[start]

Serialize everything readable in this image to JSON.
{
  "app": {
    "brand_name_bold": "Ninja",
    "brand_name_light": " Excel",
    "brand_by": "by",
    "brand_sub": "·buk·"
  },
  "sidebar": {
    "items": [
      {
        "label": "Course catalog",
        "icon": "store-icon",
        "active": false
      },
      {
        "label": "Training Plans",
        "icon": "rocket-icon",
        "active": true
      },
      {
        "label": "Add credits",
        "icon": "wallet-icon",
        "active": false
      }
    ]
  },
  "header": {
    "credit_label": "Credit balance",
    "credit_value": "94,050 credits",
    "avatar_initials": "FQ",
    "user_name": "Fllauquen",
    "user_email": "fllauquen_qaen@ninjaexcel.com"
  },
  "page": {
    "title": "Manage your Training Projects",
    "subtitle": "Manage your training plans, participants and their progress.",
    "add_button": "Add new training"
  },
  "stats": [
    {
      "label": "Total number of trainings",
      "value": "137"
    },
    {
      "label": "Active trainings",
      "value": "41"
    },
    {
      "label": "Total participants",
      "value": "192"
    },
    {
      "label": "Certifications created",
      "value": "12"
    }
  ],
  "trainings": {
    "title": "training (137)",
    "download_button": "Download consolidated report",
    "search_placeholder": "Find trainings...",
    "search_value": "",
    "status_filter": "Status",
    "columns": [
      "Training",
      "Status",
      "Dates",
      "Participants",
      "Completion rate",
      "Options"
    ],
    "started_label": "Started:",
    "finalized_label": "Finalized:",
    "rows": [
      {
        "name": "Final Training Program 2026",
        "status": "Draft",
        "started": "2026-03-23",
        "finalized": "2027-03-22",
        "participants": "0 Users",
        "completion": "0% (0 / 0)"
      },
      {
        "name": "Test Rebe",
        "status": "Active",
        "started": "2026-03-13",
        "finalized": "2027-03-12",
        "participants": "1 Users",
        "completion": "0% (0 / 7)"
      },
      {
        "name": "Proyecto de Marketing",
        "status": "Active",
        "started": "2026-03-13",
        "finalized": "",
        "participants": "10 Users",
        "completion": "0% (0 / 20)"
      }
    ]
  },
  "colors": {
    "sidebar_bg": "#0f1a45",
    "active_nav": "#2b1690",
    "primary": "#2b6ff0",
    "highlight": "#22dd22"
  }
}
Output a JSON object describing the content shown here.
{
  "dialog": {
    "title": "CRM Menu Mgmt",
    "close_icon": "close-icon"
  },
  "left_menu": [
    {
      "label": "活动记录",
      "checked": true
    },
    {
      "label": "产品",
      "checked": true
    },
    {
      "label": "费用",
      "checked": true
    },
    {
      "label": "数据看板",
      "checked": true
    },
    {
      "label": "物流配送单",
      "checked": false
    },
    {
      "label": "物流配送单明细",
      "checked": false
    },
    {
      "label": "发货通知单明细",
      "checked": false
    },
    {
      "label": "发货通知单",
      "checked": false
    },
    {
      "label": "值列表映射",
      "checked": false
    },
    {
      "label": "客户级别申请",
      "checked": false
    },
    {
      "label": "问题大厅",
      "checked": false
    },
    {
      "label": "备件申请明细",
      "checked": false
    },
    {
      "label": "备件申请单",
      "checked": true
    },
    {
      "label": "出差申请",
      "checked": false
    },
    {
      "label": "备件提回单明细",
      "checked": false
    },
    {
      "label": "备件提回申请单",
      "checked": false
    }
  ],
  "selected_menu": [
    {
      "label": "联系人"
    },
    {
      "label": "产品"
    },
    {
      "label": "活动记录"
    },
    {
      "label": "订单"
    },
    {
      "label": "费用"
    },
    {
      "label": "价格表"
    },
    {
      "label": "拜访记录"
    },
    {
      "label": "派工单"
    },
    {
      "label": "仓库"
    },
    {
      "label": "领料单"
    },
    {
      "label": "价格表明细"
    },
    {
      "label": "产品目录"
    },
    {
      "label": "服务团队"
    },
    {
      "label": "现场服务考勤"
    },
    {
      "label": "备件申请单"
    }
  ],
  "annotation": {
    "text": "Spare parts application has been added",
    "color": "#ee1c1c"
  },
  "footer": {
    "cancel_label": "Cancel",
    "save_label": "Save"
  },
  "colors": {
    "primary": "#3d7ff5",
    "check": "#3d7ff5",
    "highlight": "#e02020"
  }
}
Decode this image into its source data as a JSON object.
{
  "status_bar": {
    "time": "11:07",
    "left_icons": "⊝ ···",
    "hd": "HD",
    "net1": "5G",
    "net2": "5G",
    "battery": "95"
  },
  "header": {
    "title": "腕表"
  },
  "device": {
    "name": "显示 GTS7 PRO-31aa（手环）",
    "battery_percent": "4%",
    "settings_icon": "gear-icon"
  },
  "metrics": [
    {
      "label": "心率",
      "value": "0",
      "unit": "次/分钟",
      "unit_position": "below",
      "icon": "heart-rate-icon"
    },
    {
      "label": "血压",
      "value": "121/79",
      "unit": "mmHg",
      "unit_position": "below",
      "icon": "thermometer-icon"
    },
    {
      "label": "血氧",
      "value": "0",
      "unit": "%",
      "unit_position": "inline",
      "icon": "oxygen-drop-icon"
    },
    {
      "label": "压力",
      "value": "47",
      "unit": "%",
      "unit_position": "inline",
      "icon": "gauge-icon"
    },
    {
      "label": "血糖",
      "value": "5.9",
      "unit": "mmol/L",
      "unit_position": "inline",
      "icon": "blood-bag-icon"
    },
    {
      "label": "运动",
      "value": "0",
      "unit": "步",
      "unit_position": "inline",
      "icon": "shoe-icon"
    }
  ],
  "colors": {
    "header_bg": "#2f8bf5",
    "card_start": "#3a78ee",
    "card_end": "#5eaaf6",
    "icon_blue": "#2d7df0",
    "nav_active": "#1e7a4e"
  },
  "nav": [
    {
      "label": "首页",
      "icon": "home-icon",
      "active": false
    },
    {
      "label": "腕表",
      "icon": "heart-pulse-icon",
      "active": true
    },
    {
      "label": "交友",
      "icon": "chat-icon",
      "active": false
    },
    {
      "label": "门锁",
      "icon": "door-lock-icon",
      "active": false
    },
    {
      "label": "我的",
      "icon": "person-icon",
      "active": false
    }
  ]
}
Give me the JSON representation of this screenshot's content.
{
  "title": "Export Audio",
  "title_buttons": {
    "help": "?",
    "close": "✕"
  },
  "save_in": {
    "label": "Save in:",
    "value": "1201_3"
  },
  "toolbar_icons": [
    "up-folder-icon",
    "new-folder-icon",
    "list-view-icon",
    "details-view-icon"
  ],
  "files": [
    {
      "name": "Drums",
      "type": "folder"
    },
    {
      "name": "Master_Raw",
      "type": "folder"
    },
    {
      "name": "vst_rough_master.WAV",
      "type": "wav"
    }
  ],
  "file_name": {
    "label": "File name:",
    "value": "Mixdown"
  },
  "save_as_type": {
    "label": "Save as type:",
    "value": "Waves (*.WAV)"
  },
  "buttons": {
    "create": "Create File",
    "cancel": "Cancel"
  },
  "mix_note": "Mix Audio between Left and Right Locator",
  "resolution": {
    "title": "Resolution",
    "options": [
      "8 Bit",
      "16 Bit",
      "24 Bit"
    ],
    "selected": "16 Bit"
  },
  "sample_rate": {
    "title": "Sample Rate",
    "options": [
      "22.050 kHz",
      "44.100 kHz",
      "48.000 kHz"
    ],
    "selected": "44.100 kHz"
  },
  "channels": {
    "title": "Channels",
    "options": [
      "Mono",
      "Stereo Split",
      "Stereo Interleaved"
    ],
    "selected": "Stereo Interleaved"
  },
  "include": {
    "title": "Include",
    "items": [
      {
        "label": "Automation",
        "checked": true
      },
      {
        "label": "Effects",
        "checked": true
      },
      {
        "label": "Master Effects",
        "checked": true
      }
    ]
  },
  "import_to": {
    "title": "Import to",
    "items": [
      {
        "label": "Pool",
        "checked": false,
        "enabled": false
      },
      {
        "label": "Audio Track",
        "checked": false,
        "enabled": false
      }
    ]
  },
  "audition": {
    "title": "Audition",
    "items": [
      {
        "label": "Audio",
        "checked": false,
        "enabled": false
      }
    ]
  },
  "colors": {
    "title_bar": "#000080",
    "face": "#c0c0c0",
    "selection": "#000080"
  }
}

[end]

- **STATED TASK**
Each line above that holds the string "Audio" should be copied and shown.

- **WRITTEN ANSWER**
  "title": "Export Audio",
  "mix_note": "Mix Audio between Left and Right Locator",
        "label": "Audio Track",
        "label": "Audio",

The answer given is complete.